►
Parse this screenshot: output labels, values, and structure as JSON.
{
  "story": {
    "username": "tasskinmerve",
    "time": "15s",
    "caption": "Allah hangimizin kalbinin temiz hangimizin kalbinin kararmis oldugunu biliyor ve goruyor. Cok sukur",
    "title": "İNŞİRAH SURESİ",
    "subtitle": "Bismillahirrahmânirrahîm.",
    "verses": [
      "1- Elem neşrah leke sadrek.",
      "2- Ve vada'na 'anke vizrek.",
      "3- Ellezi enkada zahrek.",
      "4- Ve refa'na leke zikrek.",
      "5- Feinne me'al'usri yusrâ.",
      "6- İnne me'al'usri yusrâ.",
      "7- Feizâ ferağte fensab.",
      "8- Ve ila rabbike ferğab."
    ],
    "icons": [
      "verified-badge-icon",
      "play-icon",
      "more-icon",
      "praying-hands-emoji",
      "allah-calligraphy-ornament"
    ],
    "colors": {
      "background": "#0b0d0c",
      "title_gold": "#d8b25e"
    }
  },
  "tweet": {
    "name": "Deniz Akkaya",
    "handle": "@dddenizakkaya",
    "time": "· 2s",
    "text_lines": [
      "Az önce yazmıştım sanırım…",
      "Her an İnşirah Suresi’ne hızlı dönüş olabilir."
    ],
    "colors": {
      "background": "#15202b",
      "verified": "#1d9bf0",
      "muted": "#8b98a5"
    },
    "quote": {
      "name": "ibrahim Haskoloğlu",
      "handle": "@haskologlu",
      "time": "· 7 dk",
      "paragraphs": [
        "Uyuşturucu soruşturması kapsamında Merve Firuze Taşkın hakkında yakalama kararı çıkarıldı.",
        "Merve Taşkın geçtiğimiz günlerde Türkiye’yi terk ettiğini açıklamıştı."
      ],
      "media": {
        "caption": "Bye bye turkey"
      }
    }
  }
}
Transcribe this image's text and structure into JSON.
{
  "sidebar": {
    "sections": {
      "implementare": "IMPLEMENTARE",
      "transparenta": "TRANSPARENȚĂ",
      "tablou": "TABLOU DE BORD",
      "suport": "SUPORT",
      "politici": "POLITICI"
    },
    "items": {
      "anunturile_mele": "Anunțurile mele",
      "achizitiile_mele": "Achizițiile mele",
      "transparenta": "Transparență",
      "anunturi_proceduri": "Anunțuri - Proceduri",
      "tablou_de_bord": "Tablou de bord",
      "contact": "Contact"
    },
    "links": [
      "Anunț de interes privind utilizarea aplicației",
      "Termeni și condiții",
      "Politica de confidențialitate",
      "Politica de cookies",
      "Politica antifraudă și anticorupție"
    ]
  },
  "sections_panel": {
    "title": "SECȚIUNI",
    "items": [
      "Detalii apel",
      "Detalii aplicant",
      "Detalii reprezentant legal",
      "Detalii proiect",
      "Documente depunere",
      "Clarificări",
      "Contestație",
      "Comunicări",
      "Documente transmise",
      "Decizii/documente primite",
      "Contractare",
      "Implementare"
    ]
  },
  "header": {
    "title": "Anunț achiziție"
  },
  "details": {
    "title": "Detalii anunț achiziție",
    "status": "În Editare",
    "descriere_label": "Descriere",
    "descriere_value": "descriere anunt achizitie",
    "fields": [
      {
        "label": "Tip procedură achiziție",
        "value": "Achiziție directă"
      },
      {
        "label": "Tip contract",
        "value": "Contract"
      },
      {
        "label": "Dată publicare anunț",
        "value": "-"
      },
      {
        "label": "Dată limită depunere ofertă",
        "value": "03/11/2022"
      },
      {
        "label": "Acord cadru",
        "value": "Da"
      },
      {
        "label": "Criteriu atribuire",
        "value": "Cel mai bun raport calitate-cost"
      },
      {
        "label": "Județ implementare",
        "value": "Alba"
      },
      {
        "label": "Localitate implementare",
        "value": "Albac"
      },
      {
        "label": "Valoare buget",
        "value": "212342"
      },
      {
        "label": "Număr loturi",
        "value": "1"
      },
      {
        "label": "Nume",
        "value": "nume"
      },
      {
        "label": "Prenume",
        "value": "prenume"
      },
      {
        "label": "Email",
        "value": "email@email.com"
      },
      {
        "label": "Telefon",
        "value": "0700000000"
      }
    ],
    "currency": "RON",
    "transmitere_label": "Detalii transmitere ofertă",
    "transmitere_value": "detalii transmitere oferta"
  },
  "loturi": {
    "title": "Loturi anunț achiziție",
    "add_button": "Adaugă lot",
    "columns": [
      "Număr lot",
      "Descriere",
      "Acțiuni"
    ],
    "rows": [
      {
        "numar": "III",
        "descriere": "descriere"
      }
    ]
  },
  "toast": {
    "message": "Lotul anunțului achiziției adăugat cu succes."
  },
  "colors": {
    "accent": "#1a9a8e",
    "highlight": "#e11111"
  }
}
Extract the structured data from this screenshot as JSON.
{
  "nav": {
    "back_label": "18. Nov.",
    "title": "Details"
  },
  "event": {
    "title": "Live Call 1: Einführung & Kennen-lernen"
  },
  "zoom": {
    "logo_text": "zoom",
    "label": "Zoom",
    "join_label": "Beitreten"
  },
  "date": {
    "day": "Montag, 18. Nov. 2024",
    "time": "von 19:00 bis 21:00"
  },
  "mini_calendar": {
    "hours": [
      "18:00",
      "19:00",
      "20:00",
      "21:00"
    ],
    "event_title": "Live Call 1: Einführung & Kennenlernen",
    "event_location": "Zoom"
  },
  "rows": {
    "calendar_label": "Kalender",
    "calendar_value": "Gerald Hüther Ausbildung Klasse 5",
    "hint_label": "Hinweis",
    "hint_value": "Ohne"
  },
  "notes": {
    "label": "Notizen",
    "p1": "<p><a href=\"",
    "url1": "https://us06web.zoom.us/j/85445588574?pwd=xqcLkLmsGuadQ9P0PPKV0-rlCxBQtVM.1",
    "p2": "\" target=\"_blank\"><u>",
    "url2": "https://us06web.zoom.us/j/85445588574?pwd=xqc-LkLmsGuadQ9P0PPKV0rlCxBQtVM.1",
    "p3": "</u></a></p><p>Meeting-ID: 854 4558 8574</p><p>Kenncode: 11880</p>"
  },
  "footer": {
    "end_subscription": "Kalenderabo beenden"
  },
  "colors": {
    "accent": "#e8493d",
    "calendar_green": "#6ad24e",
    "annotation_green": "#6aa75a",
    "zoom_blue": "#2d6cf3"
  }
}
◄
Task statement: Copy each line in the data that holds the word "JSON".

Written response:
Parse this screenshot: output labels, values, and structure as JSON.
Transcribe this image's text and structure into JSON.
Extract the structured data from this screenshot as JSON.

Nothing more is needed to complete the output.